§ WHAT THIS TASK INVOLVES: Which lines contain the string "农保C类"? Please list every one of them.

+++++

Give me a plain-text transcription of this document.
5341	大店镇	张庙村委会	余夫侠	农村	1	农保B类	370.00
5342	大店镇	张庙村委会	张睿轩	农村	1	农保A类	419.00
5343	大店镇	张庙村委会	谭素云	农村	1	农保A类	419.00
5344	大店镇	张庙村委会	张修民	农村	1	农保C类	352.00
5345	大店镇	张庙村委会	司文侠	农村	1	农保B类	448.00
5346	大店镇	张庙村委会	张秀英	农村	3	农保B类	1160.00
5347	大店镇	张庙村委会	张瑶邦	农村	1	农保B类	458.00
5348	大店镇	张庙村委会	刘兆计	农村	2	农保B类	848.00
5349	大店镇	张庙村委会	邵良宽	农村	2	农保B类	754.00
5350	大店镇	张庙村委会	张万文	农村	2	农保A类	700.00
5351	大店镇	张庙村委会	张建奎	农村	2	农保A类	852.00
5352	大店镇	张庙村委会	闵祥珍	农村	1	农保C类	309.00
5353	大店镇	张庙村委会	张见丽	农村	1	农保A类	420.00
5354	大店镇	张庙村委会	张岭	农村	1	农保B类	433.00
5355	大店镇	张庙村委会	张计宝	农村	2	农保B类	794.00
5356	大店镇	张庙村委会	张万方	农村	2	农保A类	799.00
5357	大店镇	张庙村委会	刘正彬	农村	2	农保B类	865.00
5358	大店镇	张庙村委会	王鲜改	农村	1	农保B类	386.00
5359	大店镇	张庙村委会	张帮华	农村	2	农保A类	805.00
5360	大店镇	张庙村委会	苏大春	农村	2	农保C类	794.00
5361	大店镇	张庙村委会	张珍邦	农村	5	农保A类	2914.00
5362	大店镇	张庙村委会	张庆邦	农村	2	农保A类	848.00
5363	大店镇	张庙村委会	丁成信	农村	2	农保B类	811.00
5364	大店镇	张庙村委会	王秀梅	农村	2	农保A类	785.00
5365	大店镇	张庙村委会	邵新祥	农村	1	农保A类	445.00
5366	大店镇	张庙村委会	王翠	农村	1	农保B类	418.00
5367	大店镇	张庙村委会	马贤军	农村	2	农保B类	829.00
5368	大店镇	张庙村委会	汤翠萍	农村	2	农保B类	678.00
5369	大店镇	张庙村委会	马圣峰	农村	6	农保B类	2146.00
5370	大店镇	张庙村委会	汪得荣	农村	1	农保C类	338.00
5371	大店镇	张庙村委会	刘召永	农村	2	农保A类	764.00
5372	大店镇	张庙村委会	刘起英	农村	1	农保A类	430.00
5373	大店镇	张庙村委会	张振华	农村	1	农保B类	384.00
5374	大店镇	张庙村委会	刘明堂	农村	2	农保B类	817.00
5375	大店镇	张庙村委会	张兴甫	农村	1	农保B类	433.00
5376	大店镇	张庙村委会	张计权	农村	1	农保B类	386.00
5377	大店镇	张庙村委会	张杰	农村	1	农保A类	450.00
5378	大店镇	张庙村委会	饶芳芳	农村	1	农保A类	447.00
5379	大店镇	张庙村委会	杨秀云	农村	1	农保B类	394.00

+++++

§ TASK OUTPUT:
5344	大店镇	张庙村委会	张修民	农村	1	农保C类	352.00
5352	大店镇	张庙村委会	闵祥珍	农村	1	农保C类	309.00
5360	大店镇	张庙村委会	苏大春	农村	2	农保C类	794.00
5370	大店镇	张庙村委会	汪得荣	农村	1	农保C类	338.00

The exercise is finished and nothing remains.